**What the task asks:** From the listing below, pull each line that includes "this".
start
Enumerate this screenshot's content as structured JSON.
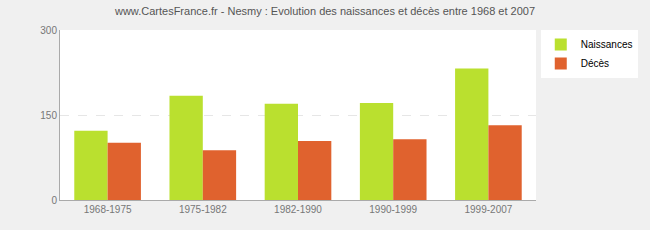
{
  "chart_data": {
    "type": "bar",
    "title": "www.CartesFrance.fr - Nesmy : Evolution des naissances et décès entre 1968 et 2007",
    "categories": [
      "1968-1975",
      "1975-1982",
      "1982-1990",
      "1990-1999",
      "1999-2007"
    ],
    "series": [
      {
        "name": "Naissances",
        "color": "#bae02f",
        "values": [
          122,
          184,
          170,
          171,
          232
        ]
      },
      {
        "name": "Décès",
        "color": "#e0622e",
        "values": [
          101,
          88,
          104,
          107,
          132
        ]
      }
    ],
    "ylim": [
      0,
      300
    ],
    "yticks": [
      0,
      150,
      300
    ],
    "grid": true,
    "legend": "top-right"
  }
}
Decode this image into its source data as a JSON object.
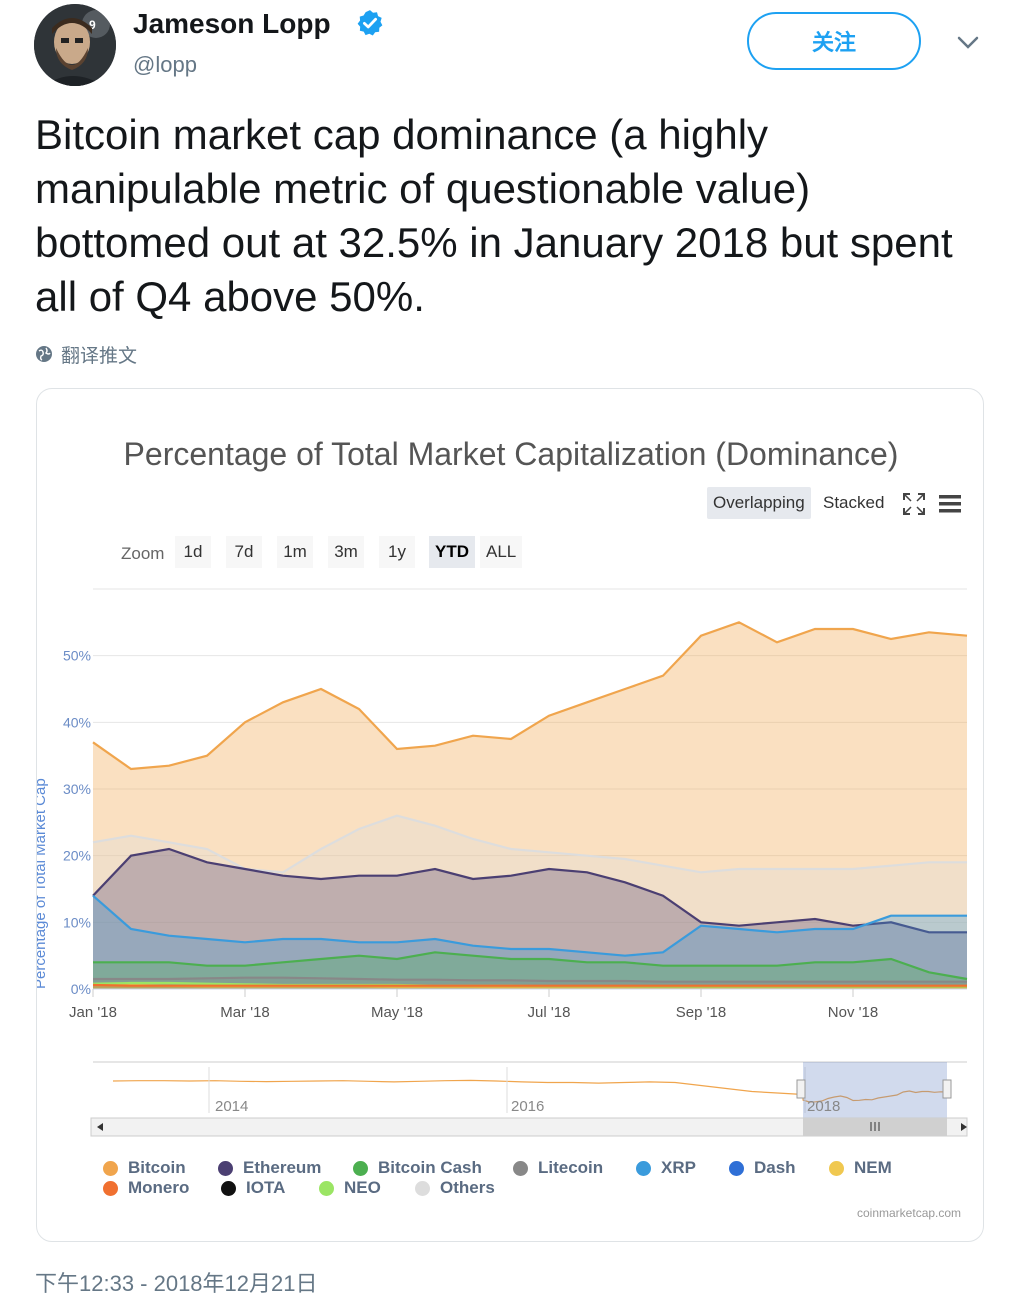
{
  "user": {
    "name": "Jameson Lopp",
    "handle": "@lopp",
    "avatar_badge": "9"
  },
  "follow_label": "关注",
  "tweet": {
    "text": "Bitcoin market cap dominance (a highly manipulable metric of questionable value) bottomed out at 32.5% in January 2018 but spent all of Q4 above 50%."
  },
  "translate_label": "翻译推文",
  "timestamp": "下午12:33 - 2018年12月21日",
  "chart": {
    "mode_buttons": [
      "Overlapping",
      "Stacked"
    ],
    "active_mode": "Overlapping",
    "zoom_label": "Zoom",
    "zoom_buttons": [
      "1d",
      "7d",
      "1m",
      "3m",
      "1y",
      "YTD",
      "ALL"
    ],
    "active_zoom": "YTD",
    "navigator_labels": [
      "2014",
      "2016",
      "2018"
    ],
    "credit": "coinmarketcap.com",
    "colors": {
      "accent": "#1da1f2",
      "bitcoin": "#f0a54d",
      "ethereum": "#4b3f72",
      "bitcoin_cash": "#4caf50",
      "litecoin": "#888888",
      "xrp": "#3a9bdc",
      "dash": "#2f6fd6",
      "nem": "#f0c850",
      "monero": "#f07030",
      "iota": "#111111",
      "neo": "#9be564",
      "others": "#dddddd"
    }
  },
  "chart_data": {
    "type": "area",
    "title": "Percentage of Total Market Capitalization (Dominance)",
    "ylabel": "Percentage of Total Market Cap",
    "xlabel": "",
    "ylim": [
      0,
      60
    ],
    "y_ticks": [
      "0%",
      "10%",
      "20%",
      "30%",
      "40%",
      "50%"
    ],
    "x_ticks": [
      "Jan '18",
      "Mar '18",
      "May '18",
      "Jul '18",
      "Sep '18",
      "Nov '18"
    ],
    "x": [
      "Jan 1",
      "Jan 15",
      "Feb 1",
      "Feb 15",
      "Mar 1",
      "Mar 15",
      "Apr 1",
      "Apr 15",
      "May 1",
      "May 15",
      "Jun 1",
      "Jun 15",
      "Jul 1",
      "Jul 15",
      "Aug 1",
      "Aug 15",
      "Sep 1",
      "Sep 15",
      "Oct 1",
      "Oct 15",
      "Nov 1",
      "Nov 15",
      "Dec 1",
      "Dec 20"
    ],
    "series": [
      {
        "name": "Bitcoin",
        "values": [
          37,
          33,
          33.5,
          35,
          40,
          43,
          45,
          42,
          36,
          36.5,
          38,
          37.5,
          41,
          43,
          45,
          47,
          53,
          55,
          52,
          54,
          54,
          52.5,
          53.5,
          53
        ]
      },
      {
        "name": "Others",
        "values": [
          22,
          23,
          22,
          21,
          18,
          17.5,
          21,
          24,
          26,
          24.5,
          22.5,
          21,
          20.5,
          20,
          19.5,
          18.5,
          17.5,
          18,
          18,
          18,
          18,
          18.5,
          19,
          19
        ]
      },
      {
        "name": "Ethereum",
        "values": [
          14,
          20,
          21,
          19,
          18,
          17,
          16.5,
          17,
          17,
          18,
          16.5,
          17,
          18,
          17.5,
          16,
          14,
          10,
          9.5,
          10,
          10.5,
          9.5,
          10,
          8.5,
          8.5
        ]
      },
      {
        "name": "XRP",
        "values": [
          14,
          9,
          8,
          7.5,
          7,
          7.5,
          7.5,
          7,
          7,
          7.5,
          6.5,
          6,
          6,
          5.5,
          5,
          5.5,
          9.5,
          9,
          8.5,
          9,
          9,
          11,
          11,
          11
        ]
      },
      {
        "name": "Bitcoin Cash",
        "values": [
          4,
          4,
          4,
          3.5,
          3.5,
          4,
          4.5,
          5,
          4.5,
          5.5,
          5,
          4.5,
          4.5,
          4,
          4,
          3.5,
          3.5,
          3.5,
          3.5,
          4,
          4,
          4.5,
          2.5,
          1.5
        ]
      },
      {
        "name": "Litecoin",
        "values": [
          1.5,
          1.5,
          1.5,
          1.6,
          1.7,
          1.7,
          1.6,
          1.5,
          1.4,
          1.4,
          1.3,
          1.3,
          1.2,
          1.2,
          1.2,
          1.1,
          1.1,
          1.1,
          1.1,
          1.1,
          1.1,
          1.1,
          1.1,
          1.1
        ]
      },
      {
        "name": "NEM",
        "values": [
          0.7,
          0.6,
          0.5,
          0.4,
          0.4,
          0.4,
          0.4,
          0.4,
          0.3,
          0.3,
          0.3,
          0.2,
          0.2,
          0.2,
          0.2,
          0.2,
          0.2,
          0.2,
          0.2,
          0.2,
          0.2,
          0.2,
          0.2,
          0.2
        ]
      },
      {
        "name": "NEO",
        "values": [
          0.8,
          0.9,
          0.9,
          0.8,
          0.7,
          0.6,
          0.6,
          0.6,
          0.6,
          0.5,
          0.5,
          0.5,
          0.4,
          0.4,
          0.4,
          0.3,
          0.3,
          0.3,
          0.3,
          0.3,
          0.3,
          0.3,
          0.3,
          0.3
        ]
      },
      {
        "name": "Monero",
        "values": [
          0.6,
          0.5,
          0.5,
          0.5,
          0.5,
          0.5,
          0.5,
          0.5,
          0.5,
          0.5,
          0.5,
          0.5,
          0.5,
          0.5,
          0.5,
          0.5,
          0.5,
          0.5,
          0.5,
          0.5,
          0.5,
          0.5,
          0.5,
          0.5
        ]
      }
    ],
    "legend": [
      "Bitcoin",
      "Ethereum",
      "Bitcoin Cash",
      "Litecoin",
      "XRP",
      "Dash",
      "NEM",
      "Monero",
      "IOTA",
      "NEO",
      "Others"
    ],
    "grid": true,
    "legend_position": "bottom"
  }
}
end
**Written answer:**
Enumerate this screenshot's content as structured JSON.
Decode this image into its source data as a JSON object.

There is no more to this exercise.